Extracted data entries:
* * *

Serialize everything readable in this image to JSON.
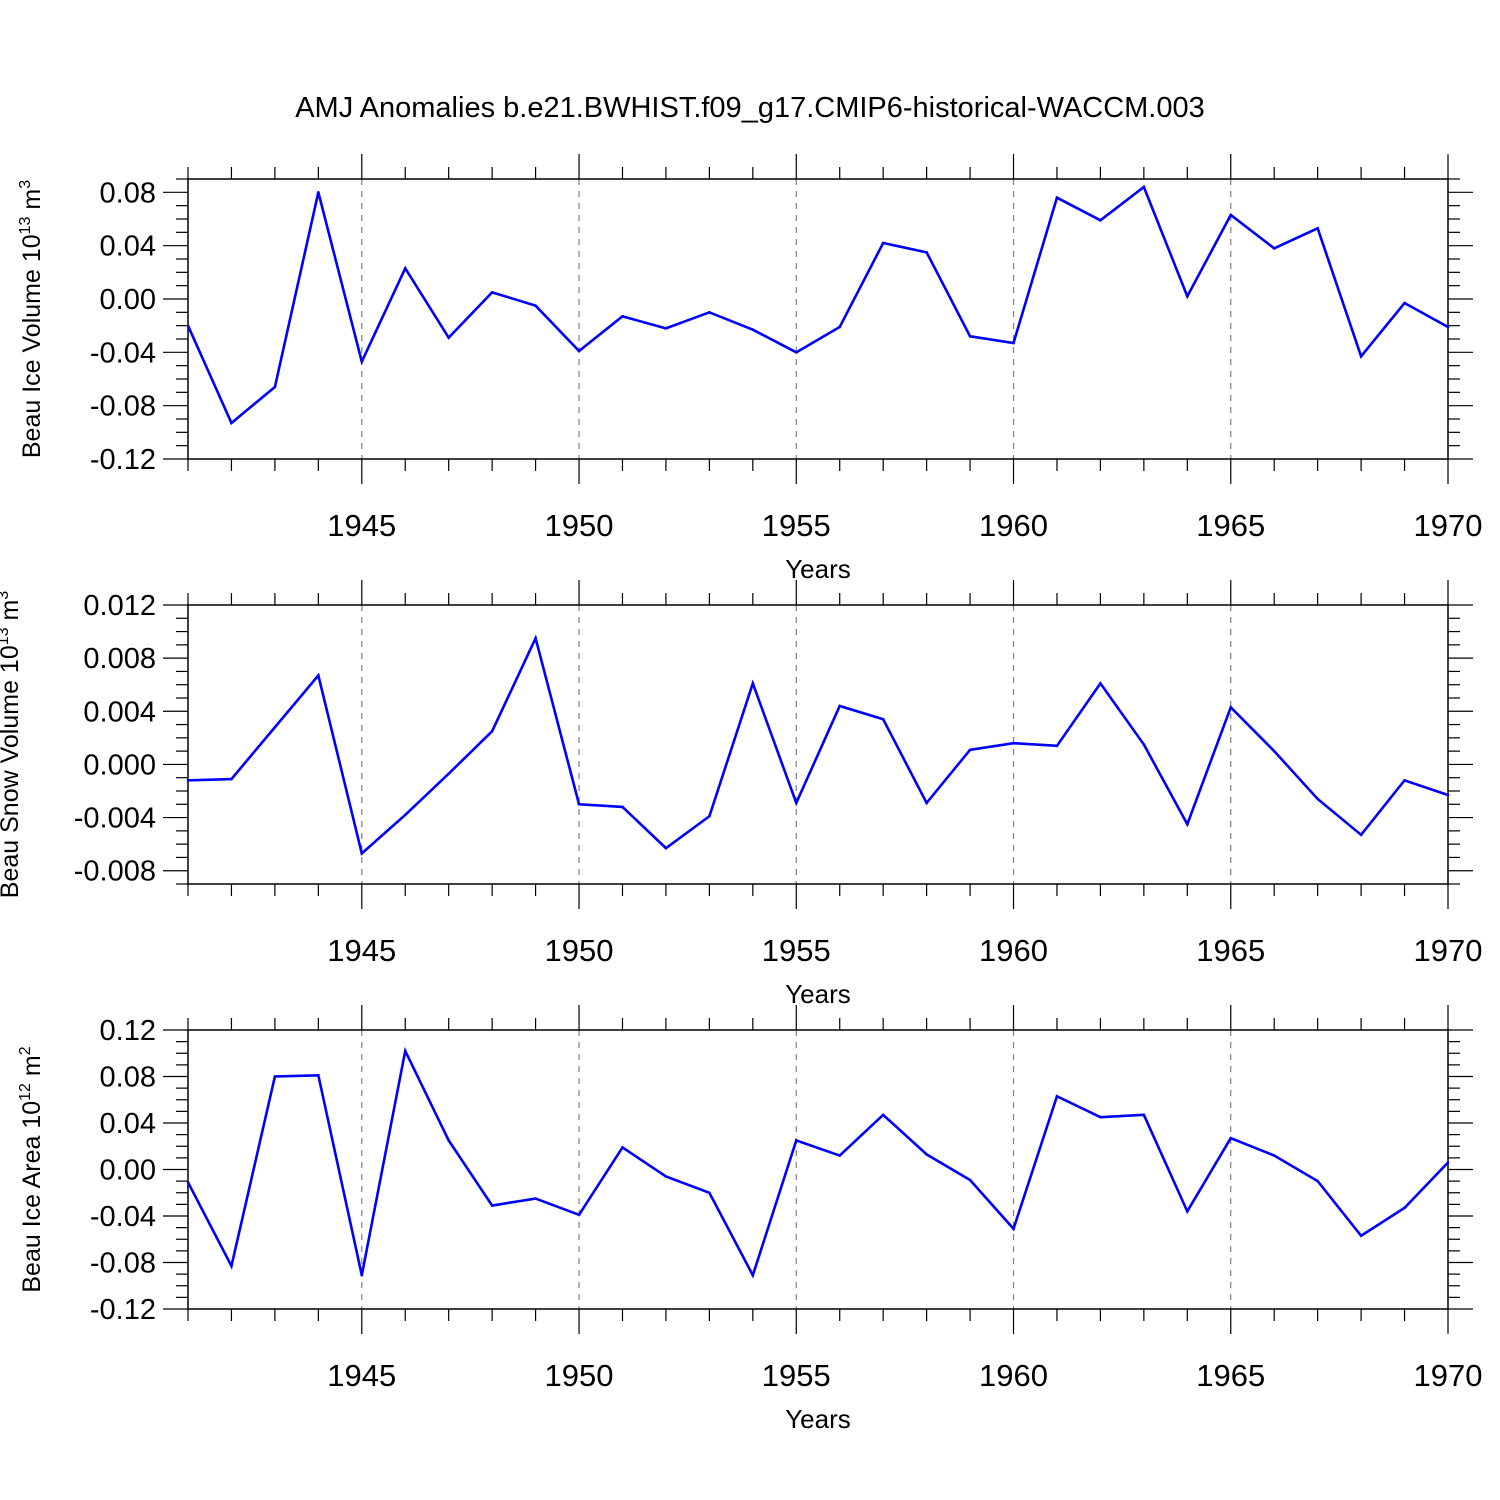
{
  "title": "AMJ Anomalies b.e21.BWHIST.f09_g17.CMIP6-historical-WACCM.003",
  "colors": {
    "line": "#0000ff",
    "frame": "#000000",
    "grid": "#808080"
  },
  "chart_data": [
    {
      "type": "line",
      "ylabel": {
        "base": "Beau Ice Volume 10",
        "exp": "13",
        "unit": " m",
        "unit_exp": "3"
      },
      "xlabel": "Years",
      "xlim": [
        1941,
        1970
      ],
      "ylim": [
        -0.12,
        0.09
      ],
      "yticks": [
        "-0.12",
        "-0.08",
        "-0.04",
        "0.00",
        "0.04",
        "0.08"
      ],
      "xticks": [
        "1945",
        "1950",
        "1955",
        "1960",
        "1965",
        "1970"
      ],
      "x": [
        1941,
        1942,
        1943,
        1944,
        1945,
        1946,
        1947,
        1948,
        1949,
        1950,
        1951,
        1952,
        1953,
        1954,
        1955,
        1956,
        1957,
        1958,
        1959,
        1960,
        1961,
        1962,
        1963,
        1964,
        1965,
        1966,
        1967,
        1968,
        1969,
        1970
      ],
      "series": [
        {
          "values": [
            -0.02,
            -0.093,
            -0.066,
            0.08,
            -0.047,
            0.023,
            -0.029,
            0.005,
            -0.005,
            -0.039,
            -0.013,
            -0.022,
            -0.01,
            -0.023,
            -0.04,
            -0.021,
            0.042,
            0.035,
            -0.028,
            -0.033,
            0.076,
            0.059,
            0.084,
            0.002,
            0.063,
            0.038,
            0.053,
            -0.043,
            -0.003,
            -0.021
          ]
        }
      ],
      "grid": "dashed vertical lines at labeled years"
    },
    {
      "type": "line",
      "ylabel": {
        "base": "Beau Snow Volume 10",
        "exp": "13",
        "unit": " m",
        "unit_exp": "3"
      },
      "xlabel": "Years",
      "xlim": [
        1941,
        1970
      ],
      "ylim": [
        -0.009,
        0.012
      ],
      "yticks": [
        "-0.008",
        "-0.004",
        "0.000",
        "0.004",
        "0.008",
        "0.012"
      ],
      "xticks": [
        "1945",
        "1950",
        "1955",
        "1960",
        "1965",
        "1970"
      ],
      "x": [
        1941,
        1942,
        1943,
        1944,
        1945,
        1946,
        1947,
        1948,
        1949,
        1950,
        1951,
        1952,
        1953,
        1954,
        1955,
        1956,
        1957,
        1958,
        1959,
        1960,
        1961,
        1962,
        1963,
        1964,
        1965,
        1966,
        1967,
        1968,
        1969,
        1970
      ],
      "series": [
        {
          "values": [
            -0.0012,
            -0.0011,
            0.0028,
            0.0067,
            -0.0067,
            -0.0038,
            -0.0007,
            0.0025,
            0.0095,
            -0.003,
            -0.0032,
            -0.0063,
            -0.0039,
            0.0061,
            -0.0029,
            0.0044,
            0.0034,
            -0.0029,
            0.0011,
            0.0016,
            0.0014,
            0.0061,
            0.0015,
            -0.0045,
            0.0043,
            0.001,
            -0.0026,
            -0.0053,
            -0.0012,
            -0.0023
          ]
        }
      ],
      "grid": "dashed vertical lines at labeled years"
    },
    {
      "type": "line",
      "ylabel": {
        "base": "Beau Ice Area 10",
        "exp": "12",
        "unit": " m",
        "unit_exp": "2"
      },
      "xlabel": "Years",
      "xlim": [
        1941,
        1970
      ],
      "ylim": [
        -0.12,
        0.12
      ],
      "yticks": [
        "-0.12",
        "-0.08",
        "-0.04",
        "0.00",
        "0.04",
        "0.08",
        "0.12"
      ],
      "xticks": [
        "1945",
        "1950",
        "1955",
        "1960",
        "1965",
        "1970"
      ],
      "x": [
        1941,
        1942,
        1943,
        1944,
        1945,
        1946,
        1947,
        1948,
        1949,
        1950,
        1951,
        1952,
        1953,
        1954,
        1955,
        1956,
        1957,
        1958,
        1959,
        1960,
        1961,
        1962,
        1963,
        1964,
        1965,
        1966,
        1967,
        1968,
        1969,
        1970
      ],
      "series": [
        {
          "values": [
            -0.011,
            -0.083,
            0.08,
            0.081,
            -0.091,
            0.102,
            0.025,
            -0.031,
            -0.025,
            -0.039,
            0.019,
            -0.006,
            -0.02,
            -0.091,
            0.025,
            0.012,
            0.047,
            0.013,
            -0.009,
            -0.051,
            0.063,
            0.045,
            0.047,
            -0.036,
            0.027,
            0.012,
            -0.01,
            -0.057,
            -0.033,
            0.006
          ]
        }
      ],
      "grid": "dashed vertical lines at labeled years"
    }
  ]
}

* * *

* [What to do] Copy every line of the data exactly as written, excluding the pictures.

* [Task response]
Serialize everything readable in this image to JSON.
{
  "title": "AMJ Anomalies b.e21.BWHIST.f09_g17.CMIP6-historical-WACCM.003",
  "colors": {
    "line": "#0000ff",
    "frame": "#000000",
    "grid": "#808080"
  },
  "chart_data": [
    {
      "type": "line",
      "ylabel": {
        "base": "Beau Ice Volume 10",
        "exp": "13",
        "unit": " m",
        "unit_exp": "3"
      },
      "xlabel": "Years",
      "xlim": [
        1941,
        1970
      ],
      "ylim": [
        -0.12,
        0.09
      ],
      "yticks": [
        "-0.12",
        "-0.08",
        "-0.04",
        "0.00",
        "0.04",
        "0.08"
      ],
      "xticks": [
        "1945",
        "1950",
        "1955",
        "1960",
        "1965",
        "1970"
      ],
      "x": [
        1941,
        1942,
        1943,
        1944,
        1945,
        1946,
        1947,
        1948,
        1949,
        1950,
        1951,
        1952,
        1953,
        1954,
        1955,
        1956,
        1957,
        1958,
        1959,
        1960,
        1961,
        1962,
        1963,
        1964,
        1965,
        1966,
        1967,
        1968,
        1969,
        1970
      ],
      "series": [
        {
          "values": [
            -0.02,
            -0.093,
            -0.066,
            0.08,
            -0.047,
            0.023,
            -0.029,
            0.005,
            -0.005,
            -0.039,
            -0.013,
            -0.022,
            -0.01,
            -0.023,
            -0.04,
            -0.021,
            0.042,
            0.035,
            -0.028,
            -0.033,
            0.076,
            0.059,
            0.084,
            0.002,
            0.063,
            0.038,
            0.053,
            -0.043,
            -0.003,
            -0.021
          ]
        }
      ],
      "grid": "dashed vertical lines at labeled years"
    },
    {
      "type": "line",
      "ylabel": {
        "base": "Beau Snow Volume 10",
        "exp": "13",
        "unit": " m",
        "unit_exp": "3"
      },
      "xlabel": "Years",
      "xlim": [
        1941,
        1970
      ],
      "ylim": [
        -0.009,
        0.012
      ],
      "yticks": [
        "-0.008",
        "-0.004",
        "0.000",
        "0.004",
        "0.008",
        "0.012"
      ],
      "xticks": [
        "1945",
        "1950",
        "1955",
        "1960",
        "1965",
        "1970"
      ],
      "x": [
        1941,
        1942,
        1943,
        1944,
        1945,
        1946,
        1947,
        1948,
        1949,
        1950,
        1951,
        1952,
        1953,
        1954,
        1955,
        1956,
        1957,
        1958,
        1959,
        1960,
        1961,
        1962,
        1963,
        1964,
        1965,
        1966,
        1967,
        1968,
        1969,
        1970
      ],
      "series": [
        {
          "values": [
            -0.0012,
            -0.0011,
            0.0028,
            0.0067,
            -0.0067,
            -0.0038,
            -0.0007,
            0.0025,
            0.0095,
            -0.003,
            -0.0032,
            -0.0063,
            -0.0039,
            0.0061,
            -0.0029,
            0.0044,
            0.0034,
            -0.0029,
            0.0011,
            0.0016,
            0.0014,
            0.0061,
            0.0015,
            -0.0045,
            0.0043,
            0.001,
            -0.0026,
            -0.0053,
            -0.0012,
            -0.0023
          ]
        }
      ],
      "grid": "dashed vertical lines at labeled years"
    },
    {
      "type": "line",
      "ylabel": {
        "base": "Beau Ice Area 10",
        "exp": "12",
        "unit": " m",
        "unit_exp": "2"
      },
      "xlabel": "Years",
      "xlim": [
        1941,
        1970
      ],
      "ylim": [
        -0.12,
        0.12
      ],
      "yticks": [
        "-0.12",
        "-0.08",
        "-0.04",
        "0.00",
        "0.04",
        "0.08",
        "0.12"
      ],
      "xticks": [
        "1945",
        "1950",
        "1955",
        "1960",
        "1965",
        "1970"
      ],
      "x": [
        1941,
        1942,
        1943,
        1944,
        1945,
        1946,
        1947,
        1948,
        1949,
        1950,
        1951,
        1952,
        1953,
        1954,
        1955,
        1956,
        1957,
        1958,
        1959,
        1960,
        1961,
        1962,
        1963,
        1964,
        1965,
        1966,
        1967,
        1968,
        1969,
        1970
      ],
      "series": [
        {
          "values": [
            -0.011,
            -0.083,
            0.08,
            0.081,
            -0.091,
            0.102,
            0.025,
            -0.031,
            -0.025,
            -0.039,
            0.019,
            -0.006,
            -0.02,
            -0.091,
            0.025,
            0.012,
            0.047,
            0.013,
            -0.009,
            -0.051,
            0.063,
            0.045,
            0.047,
            -0.036,
            0.027,
            0.012,
            -0.01,
            -0.057,
            -0.033,
            0.006
          ]
        }
      ],
      "grid": "dashed vertical lines at labeled years"
    }
  ]
}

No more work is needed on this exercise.